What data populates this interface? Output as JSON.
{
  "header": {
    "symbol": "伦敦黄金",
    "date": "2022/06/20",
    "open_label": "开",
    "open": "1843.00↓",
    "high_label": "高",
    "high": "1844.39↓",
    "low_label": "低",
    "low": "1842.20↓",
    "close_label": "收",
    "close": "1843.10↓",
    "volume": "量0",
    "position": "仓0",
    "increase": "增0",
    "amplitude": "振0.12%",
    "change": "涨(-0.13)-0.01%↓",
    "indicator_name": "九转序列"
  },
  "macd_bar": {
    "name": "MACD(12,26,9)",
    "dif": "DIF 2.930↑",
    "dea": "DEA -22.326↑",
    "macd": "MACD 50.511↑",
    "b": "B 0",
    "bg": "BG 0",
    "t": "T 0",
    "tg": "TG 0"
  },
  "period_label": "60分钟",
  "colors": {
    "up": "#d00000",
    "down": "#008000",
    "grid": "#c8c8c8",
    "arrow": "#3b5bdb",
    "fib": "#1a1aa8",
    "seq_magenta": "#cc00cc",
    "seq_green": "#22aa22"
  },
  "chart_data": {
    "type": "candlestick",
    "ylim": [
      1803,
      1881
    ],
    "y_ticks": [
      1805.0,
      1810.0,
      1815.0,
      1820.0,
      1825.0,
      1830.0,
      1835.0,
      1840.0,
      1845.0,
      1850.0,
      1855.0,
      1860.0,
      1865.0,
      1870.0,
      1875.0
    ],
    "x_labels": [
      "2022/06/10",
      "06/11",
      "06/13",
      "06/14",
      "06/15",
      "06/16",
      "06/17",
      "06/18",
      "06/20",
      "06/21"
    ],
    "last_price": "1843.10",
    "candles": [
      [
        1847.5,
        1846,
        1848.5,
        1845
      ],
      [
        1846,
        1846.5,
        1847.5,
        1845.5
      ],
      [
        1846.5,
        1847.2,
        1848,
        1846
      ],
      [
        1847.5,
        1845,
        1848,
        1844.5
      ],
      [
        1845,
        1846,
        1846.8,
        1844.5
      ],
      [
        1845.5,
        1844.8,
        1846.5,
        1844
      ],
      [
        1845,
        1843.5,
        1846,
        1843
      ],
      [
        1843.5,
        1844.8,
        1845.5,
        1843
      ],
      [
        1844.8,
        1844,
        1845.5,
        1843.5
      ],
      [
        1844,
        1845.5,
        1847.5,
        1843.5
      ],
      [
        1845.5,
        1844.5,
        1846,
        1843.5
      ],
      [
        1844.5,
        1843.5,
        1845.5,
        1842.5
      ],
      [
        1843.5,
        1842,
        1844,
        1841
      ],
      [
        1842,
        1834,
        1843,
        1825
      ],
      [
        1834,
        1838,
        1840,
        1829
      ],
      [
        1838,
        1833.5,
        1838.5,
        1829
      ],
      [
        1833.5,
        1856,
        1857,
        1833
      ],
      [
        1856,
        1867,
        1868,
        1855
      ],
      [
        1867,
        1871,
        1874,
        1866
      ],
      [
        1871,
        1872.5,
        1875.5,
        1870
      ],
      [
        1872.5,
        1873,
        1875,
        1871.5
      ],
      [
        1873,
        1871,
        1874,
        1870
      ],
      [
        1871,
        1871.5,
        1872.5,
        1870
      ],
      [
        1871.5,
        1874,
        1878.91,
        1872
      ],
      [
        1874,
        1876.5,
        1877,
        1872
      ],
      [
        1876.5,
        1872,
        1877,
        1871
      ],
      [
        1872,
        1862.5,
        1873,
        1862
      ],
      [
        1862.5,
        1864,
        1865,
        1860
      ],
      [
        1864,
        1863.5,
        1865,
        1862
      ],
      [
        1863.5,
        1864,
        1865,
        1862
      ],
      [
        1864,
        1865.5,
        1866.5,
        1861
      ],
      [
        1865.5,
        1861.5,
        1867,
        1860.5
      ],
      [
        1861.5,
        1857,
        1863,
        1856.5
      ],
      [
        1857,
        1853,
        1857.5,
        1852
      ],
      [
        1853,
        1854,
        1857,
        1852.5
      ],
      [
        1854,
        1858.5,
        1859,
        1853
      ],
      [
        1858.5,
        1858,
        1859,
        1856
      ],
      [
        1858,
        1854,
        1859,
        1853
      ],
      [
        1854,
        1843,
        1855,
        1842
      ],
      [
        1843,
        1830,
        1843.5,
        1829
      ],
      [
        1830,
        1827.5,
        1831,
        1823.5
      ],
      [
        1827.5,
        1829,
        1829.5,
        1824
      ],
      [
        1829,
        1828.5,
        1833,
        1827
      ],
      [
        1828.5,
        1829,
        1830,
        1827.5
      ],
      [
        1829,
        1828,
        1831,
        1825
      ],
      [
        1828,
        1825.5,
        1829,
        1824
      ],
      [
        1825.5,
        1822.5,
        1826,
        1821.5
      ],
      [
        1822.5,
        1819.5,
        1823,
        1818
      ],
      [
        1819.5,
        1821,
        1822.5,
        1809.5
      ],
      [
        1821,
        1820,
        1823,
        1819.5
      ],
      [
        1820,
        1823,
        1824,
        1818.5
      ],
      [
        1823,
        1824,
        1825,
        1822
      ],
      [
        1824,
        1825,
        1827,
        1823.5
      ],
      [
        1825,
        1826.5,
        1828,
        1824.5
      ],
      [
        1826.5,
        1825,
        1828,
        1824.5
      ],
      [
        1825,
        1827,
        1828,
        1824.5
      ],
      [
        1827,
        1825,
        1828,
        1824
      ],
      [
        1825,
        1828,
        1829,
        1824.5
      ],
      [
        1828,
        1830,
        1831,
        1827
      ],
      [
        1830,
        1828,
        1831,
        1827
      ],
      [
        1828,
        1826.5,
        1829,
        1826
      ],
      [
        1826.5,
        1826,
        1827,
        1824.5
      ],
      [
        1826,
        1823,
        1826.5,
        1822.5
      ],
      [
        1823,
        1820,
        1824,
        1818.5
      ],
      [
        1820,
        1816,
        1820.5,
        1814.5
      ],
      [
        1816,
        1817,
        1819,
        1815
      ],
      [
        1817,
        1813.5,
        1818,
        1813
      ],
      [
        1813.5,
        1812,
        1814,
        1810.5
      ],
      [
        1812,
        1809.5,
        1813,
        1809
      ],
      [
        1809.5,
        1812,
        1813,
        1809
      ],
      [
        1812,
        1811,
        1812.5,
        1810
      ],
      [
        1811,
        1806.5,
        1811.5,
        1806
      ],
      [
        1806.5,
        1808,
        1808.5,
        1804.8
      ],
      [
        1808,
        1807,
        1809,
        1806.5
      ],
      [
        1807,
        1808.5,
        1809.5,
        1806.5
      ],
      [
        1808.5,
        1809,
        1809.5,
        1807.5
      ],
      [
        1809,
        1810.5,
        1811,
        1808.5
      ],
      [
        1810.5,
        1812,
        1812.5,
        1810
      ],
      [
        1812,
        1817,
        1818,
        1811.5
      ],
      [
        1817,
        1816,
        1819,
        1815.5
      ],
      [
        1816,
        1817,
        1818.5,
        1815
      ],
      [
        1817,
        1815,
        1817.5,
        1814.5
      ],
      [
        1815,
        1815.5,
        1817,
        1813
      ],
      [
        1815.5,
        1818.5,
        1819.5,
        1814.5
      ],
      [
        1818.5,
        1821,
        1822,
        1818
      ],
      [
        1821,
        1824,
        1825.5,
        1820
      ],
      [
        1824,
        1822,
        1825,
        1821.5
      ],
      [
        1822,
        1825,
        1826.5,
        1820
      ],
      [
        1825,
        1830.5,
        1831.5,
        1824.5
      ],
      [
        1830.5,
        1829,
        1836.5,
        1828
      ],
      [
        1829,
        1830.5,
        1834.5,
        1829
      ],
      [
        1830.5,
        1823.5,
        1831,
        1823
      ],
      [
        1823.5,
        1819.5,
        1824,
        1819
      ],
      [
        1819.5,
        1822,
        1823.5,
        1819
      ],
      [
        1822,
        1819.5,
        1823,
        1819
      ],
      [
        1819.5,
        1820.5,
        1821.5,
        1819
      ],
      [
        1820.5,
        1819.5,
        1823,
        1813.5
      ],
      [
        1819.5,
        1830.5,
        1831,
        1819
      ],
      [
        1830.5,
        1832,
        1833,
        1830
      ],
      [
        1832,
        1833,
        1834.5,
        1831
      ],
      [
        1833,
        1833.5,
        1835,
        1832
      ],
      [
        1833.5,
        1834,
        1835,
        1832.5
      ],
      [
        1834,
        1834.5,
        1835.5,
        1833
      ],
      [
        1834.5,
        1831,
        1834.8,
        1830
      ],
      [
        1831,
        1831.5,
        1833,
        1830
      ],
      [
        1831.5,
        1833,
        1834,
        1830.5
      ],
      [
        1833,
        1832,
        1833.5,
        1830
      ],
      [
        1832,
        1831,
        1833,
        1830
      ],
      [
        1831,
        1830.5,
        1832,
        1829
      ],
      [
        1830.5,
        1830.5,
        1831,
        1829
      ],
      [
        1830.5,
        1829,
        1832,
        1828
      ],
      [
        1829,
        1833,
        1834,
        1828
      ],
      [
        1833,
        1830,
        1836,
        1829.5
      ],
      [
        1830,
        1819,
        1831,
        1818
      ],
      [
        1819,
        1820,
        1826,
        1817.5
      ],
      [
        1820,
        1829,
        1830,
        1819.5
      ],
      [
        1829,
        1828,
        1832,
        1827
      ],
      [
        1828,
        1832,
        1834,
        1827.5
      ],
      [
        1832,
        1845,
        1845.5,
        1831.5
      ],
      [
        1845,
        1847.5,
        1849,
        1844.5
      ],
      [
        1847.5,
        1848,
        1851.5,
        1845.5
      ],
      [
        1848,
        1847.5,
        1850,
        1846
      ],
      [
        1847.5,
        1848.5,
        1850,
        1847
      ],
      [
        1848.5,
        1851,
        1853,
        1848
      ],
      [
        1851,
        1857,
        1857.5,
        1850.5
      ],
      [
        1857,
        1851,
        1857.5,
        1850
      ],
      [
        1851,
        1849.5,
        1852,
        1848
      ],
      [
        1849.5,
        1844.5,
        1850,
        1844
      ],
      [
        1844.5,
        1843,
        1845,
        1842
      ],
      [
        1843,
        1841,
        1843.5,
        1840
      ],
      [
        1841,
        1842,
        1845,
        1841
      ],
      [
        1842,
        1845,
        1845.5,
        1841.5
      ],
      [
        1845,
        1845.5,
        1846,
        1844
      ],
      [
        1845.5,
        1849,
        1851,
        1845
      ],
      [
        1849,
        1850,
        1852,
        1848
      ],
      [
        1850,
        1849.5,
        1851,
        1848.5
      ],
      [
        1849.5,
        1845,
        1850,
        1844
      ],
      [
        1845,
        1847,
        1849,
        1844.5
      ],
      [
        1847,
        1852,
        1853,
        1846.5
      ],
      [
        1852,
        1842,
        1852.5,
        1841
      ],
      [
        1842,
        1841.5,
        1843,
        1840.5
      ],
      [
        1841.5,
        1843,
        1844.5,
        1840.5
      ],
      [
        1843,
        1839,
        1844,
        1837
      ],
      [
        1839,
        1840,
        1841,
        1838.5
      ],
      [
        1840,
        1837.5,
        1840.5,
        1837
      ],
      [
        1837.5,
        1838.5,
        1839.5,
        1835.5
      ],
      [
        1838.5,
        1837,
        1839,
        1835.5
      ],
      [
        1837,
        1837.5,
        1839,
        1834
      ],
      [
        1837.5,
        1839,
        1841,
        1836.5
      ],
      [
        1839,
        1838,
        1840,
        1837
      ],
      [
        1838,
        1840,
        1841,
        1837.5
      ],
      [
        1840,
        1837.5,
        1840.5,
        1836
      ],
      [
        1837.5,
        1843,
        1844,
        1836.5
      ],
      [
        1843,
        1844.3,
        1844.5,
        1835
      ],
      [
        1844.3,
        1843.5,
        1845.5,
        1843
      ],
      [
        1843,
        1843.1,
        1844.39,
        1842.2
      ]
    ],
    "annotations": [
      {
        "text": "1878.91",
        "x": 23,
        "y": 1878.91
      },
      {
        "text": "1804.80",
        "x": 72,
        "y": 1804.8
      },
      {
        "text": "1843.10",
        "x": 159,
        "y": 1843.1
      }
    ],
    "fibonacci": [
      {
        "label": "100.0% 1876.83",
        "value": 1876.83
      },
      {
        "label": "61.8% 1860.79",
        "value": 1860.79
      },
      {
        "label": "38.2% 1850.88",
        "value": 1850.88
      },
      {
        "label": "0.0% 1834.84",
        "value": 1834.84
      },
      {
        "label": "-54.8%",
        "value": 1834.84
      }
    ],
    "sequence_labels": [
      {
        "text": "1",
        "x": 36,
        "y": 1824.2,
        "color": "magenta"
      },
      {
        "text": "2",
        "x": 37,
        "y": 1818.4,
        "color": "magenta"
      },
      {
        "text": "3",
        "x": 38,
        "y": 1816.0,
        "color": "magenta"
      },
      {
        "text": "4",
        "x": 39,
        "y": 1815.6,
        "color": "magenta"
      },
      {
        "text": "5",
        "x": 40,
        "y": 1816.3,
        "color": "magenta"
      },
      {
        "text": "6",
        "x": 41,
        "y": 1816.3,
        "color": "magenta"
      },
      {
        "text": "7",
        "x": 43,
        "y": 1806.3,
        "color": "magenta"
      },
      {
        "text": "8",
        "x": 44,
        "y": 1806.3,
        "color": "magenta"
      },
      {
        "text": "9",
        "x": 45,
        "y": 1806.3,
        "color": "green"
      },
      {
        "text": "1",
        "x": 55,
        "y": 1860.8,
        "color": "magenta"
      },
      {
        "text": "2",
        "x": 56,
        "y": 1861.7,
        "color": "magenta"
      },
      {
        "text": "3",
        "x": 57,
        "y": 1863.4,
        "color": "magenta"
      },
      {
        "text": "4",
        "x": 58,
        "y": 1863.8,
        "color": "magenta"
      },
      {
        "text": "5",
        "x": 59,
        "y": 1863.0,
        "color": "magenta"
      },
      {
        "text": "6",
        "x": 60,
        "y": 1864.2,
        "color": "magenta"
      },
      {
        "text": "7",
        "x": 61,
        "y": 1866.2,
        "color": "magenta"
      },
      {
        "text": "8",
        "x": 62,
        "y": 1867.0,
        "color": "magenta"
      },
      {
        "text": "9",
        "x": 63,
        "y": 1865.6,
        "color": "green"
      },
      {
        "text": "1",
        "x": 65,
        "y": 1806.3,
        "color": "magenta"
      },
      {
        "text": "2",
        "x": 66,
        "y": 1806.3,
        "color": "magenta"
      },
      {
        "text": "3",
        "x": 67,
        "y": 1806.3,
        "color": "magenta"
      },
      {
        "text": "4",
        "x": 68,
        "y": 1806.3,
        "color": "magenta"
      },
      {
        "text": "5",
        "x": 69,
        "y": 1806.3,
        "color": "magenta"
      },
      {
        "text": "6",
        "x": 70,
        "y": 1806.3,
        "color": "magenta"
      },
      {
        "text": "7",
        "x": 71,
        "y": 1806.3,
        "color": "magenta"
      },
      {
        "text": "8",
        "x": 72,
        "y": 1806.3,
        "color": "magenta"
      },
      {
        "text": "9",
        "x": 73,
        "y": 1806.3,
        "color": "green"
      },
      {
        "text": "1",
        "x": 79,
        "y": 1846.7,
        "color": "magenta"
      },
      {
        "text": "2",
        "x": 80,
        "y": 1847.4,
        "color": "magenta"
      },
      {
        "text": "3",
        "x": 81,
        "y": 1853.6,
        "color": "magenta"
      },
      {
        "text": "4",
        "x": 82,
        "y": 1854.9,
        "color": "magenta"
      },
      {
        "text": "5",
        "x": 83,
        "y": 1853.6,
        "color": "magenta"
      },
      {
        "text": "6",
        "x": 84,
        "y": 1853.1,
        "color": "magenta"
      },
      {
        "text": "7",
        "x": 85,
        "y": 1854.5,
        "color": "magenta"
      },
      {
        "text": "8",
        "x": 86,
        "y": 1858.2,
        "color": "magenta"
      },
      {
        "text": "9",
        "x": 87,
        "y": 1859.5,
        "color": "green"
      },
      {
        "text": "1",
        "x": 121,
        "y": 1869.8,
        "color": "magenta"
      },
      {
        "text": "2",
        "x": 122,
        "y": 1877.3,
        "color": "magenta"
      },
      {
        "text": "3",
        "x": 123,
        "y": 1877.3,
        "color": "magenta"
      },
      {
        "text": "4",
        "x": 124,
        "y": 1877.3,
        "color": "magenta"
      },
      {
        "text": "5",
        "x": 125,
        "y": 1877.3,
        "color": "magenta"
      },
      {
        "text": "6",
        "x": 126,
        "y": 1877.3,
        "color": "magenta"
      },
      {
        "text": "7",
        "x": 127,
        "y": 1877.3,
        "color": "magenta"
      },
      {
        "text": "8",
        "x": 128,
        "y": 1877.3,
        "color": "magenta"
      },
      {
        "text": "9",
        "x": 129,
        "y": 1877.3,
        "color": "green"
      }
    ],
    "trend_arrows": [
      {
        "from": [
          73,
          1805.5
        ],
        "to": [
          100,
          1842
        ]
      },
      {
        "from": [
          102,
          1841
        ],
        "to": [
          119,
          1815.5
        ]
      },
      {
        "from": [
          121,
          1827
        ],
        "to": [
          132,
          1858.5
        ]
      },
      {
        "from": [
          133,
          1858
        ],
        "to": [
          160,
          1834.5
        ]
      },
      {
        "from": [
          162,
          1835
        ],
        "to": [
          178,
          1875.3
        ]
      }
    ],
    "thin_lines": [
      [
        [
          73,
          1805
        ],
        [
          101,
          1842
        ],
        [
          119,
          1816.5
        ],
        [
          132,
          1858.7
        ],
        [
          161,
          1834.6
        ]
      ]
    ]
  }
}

§ §

* **GIVEN TASK**
Track down every line of the material containing the string "value", and copy it.

* **RESPONSE TO THIS EXERCISE**
        "value": 1876.83
        "value": 1860.79
        "value": 1850.88
        "value": 1834.84
        "value": 1834.84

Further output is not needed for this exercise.